→ **WORK TO COMPLETE**
Reproduce word for word the lines of the data between the line holding "Identify all the" and the line holding "71, 818, 97)", inclusive.

>> begin RECORD LIST

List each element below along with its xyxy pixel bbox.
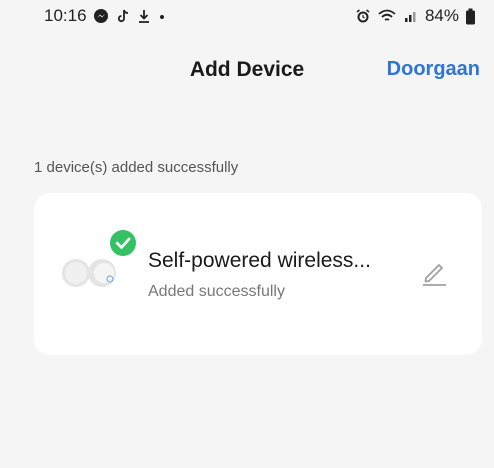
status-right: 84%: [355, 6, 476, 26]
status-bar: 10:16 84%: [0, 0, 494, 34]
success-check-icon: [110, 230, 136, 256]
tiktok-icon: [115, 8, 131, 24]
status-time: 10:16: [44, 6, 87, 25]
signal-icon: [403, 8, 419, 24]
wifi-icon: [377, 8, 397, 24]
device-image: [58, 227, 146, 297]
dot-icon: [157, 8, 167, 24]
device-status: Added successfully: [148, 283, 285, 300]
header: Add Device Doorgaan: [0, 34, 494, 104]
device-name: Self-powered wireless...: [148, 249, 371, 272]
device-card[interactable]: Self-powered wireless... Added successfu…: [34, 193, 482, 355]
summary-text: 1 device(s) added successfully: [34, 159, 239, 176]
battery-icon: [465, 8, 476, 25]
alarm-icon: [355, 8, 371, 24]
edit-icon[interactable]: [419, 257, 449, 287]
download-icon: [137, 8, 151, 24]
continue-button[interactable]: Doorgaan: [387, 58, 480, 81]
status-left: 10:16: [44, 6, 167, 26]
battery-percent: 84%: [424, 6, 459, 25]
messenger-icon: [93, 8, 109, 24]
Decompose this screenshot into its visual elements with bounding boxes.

>> end RECORD LIST
>> begin RECORD LIST

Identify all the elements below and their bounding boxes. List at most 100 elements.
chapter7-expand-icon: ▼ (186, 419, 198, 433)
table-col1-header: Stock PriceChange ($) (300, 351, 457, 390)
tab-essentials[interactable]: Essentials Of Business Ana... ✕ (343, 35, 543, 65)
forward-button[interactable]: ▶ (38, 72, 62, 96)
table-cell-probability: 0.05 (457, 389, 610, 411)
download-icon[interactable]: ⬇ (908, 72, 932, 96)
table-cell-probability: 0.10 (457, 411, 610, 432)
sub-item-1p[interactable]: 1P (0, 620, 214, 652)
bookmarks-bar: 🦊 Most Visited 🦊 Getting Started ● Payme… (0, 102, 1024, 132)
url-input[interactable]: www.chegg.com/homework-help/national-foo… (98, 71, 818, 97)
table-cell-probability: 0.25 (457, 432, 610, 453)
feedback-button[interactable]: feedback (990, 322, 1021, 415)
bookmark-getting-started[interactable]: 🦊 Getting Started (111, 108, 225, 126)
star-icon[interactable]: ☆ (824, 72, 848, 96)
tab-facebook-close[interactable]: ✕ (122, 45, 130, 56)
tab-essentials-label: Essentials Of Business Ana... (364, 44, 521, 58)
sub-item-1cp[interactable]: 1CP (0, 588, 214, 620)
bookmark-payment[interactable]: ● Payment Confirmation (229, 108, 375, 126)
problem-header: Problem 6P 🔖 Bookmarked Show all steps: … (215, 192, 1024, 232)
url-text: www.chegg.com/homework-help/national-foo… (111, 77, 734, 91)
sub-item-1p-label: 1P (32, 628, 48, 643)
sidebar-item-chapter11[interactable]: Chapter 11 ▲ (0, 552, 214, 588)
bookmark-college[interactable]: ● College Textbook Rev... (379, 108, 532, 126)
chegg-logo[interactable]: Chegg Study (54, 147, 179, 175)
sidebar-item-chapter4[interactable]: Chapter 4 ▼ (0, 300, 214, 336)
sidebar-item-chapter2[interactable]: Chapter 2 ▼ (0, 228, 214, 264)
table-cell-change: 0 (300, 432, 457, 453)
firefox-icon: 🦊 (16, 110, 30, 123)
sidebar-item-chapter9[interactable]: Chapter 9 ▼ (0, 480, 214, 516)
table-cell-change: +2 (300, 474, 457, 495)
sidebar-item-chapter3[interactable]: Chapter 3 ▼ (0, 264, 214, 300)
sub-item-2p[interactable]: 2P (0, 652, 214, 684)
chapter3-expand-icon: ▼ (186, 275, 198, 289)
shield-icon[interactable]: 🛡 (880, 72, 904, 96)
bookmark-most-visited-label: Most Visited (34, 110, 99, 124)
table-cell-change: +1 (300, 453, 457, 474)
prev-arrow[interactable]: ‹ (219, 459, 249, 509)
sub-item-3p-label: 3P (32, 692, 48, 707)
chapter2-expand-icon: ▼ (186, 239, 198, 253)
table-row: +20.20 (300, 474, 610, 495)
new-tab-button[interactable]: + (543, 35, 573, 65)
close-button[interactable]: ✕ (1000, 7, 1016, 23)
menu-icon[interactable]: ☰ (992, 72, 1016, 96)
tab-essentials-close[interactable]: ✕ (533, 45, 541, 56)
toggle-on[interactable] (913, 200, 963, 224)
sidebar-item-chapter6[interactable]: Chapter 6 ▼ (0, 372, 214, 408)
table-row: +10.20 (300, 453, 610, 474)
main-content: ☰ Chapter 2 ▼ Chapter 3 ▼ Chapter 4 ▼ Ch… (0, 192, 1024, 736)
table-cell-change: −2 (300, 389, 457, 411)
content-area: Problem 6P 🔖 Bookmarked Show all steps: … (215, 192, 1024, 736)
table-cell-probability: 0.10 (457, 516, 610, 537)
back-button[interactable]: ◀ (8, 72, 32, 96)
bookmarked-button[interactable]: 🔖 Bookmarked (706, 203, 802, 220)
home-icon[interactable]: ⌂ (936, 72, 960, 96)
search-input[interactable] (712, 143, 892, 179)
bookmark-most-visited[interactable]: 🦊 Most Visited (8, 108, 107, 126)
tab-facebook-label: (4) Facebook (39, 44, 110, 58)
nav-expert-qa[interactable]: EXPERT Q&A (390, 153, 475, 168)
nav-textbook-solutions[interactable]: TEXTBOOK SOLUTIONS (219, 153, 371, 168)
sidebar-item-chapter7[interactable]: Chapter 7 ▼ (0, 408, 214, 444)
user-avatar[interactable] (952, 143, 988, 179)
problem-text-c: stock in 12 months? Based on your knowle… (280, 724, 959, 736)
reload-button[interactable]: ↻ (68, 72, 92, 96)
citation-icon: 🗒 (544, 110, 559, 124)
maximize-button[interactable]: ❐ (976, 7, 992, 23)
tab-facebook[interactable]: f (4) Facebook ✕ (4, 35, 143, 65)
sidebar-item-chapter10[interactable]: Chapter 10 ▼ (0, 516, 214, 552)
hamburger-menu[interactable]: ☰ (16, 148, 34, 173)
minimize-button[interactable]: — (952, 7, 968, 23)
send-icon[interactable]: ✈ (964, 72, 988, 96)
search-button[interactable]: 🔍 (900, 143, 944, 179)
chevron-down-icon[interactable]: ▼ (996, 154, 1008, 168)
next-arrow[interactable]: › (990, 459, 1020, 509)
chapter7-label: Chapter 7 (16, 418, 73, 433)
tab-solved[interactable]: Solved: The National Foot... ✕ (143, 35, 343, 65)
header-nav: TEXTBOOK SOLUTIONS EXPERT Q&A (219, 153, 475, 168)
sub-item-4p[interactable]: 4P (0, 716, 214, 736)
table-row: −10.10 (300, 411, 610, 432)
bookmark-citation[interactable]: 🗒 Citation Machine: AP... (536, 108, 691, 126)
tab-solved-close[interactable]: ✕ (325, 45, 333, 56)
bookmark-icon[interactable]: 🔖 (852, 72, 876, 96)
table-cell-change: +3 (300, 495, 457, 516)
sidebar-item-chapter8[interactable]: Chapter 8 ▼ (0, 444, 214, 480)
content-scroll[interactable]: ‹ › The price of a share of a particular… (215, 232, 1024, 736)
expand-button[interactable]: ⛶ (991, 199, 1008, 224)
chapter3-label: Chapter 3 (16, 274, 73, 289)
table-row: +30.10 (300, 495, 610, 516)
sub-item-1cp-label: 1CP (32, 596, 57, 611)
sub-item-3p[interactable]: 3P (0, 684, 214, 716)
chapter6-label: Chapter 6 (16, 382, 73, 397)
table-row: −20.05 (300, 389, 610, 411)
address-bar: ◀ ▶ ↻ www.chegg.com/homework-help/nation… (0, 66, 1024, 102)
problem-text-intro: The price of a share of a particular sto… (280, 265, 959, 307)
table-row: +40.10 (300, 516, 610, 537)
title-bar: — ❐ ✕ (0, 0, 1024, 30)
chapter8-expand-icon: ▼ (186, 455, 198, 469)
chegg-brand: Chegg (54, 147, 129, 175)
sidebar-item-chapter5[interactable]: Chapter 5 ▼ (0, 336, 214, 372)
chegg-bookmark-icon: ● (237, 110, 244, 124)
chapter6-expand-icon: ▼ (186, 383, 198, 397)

>> end RECORD LIST
>> begin RECORD LIST

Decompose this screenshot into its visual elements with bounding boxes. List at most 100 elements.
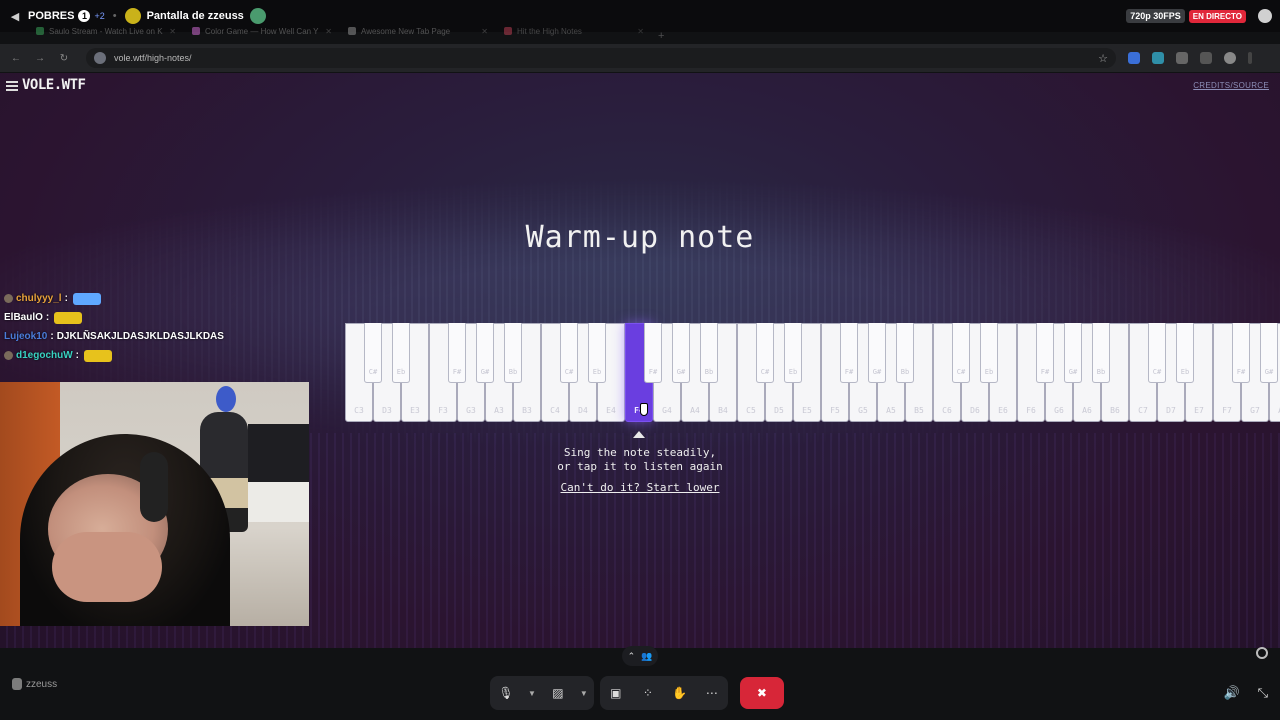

>> end RECORD LIST

→ **TASK RESPONSE**
Identify all the elements below and their bounding boxes. List at most 100 elements.
chapter7-expand-icon: ▼ (186, 419, 198, 433)
table-col1-header: Stock PriceChange ($) (300, 351, 457, 390)
tab-essentials[interactable]: Essentials Of Business Ana... ✕ (343, 35, 543, 65)
forward-button[interactable]: ▶ (38, 72, 62, 96)
table-cell-probability: 0.05 (457, 389, 610, 411)
download-icon[interactable]: ⬇ (908, 72, 932, 96)
table-cell-probability: 0.10 (457, 411, 610, 432)
sub-item-1p[interactable]: 1P (0, 620, 214, 652)
bookmarks-bar: 🦊 Most Visited 🦊 Getting Started ● Payme… (0, 102, 1024, 132)
url-input[interactable]: www.chegg.com/homework-help/national-foo… (98, 71, 818, 97)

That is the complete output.